:: YOUR OBJECTIVE ::
Where a line in the listing contains the string "secondo", copy that line out.

Start of INPUT MATERIAL

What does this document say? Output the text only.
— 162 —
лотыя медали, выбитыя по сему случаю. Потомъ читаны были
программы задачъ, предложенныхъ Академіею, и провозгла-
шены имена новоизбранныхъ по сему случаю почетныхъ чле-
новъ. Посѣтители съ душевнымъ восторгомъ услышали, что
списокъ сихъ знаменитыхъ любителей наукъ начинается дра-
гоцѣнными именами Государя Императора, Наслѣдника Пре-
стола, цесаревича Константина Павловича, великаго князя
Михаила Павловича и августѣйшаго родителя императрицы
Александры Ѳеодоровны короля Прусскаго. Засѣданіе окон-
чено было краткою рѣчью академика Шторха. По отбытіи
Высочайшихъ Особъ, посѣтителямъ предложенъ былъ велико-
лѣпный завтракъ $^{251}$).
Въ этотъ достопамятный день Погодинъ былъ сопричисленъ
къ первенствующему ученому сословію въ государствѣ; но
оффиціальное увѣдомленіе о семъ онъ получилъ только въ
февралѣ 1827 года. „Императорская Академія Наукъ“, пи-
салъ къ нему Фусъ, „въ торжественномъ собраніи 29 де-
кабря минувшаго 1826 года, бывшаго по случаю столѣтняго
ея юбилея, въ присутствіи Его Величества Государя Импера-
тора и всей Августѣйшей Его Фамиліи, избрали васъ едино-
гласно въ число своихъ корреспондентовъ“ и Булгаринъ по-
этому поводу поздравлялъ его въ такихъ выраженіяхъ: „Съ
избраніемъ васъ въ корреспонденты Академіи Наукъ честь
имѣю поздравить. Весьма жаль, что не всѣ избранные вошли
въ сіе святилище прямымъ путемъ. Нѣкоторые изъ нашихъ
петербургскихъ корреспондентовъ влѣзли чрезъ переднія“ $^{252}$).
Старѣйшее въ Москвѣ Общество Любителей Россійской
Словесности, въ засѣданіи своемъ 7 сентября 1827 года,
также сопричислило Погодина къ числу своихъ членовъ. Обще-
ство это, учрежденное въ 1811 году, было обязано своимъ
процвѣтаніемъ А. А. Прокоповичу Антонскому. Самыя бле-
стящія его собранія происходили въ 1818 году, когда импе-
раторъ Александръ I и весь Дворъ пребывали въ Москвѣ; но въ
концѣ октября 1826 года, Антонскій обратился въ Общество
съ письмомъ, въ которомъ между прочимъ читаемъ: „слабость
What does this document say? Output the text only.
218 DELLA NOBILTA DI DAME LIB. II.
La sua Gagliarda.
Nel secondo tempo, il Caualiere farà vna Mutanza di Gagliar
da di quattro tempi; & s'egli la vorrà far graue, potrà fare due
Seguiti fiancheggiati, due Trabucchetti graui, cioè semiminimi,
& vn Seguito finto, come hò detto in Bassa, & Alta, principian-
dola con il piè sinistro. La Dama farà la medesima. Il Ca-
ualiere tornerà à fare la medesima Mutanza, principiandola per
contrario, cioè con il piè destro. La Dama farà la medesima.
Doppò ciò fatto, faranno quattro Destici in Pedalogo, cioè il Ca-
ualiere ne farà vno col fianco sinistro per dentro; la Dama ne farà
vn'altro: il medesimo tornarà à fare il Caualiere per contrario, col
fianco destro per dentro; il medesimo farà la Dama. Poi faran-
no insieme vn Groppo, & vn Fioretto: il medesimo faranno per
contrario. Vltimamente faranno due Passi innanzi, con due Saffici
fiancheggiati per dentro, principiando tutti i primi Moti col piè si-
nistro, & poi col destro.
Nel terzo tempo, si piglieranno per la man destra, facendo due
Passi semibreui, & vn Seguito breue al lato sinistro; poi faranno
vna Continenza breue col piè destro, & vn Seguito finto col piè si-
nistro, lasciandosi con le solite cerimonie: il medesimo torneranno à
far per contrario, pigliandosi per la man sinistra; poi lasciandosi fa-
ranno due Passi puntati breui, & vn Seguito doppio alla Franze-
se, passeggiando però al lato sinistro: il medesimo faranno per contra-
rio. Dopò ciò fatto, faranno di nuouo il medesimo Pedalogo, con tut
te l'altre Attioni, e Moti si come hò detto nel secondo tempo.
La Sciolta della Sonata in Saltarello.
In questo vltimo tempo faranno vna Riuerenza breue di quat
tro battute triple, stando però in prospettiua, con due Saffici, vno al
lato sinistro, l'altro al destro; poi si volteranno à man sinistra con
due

End of INPUT MATERIAL

:: SOLVED EXERCISE ::
Nel secondo tempo, il Caualiere farà vna Mutanza di Gagliar
te l'altre Attioni, e Moti si come hò detto nel secondo tempo.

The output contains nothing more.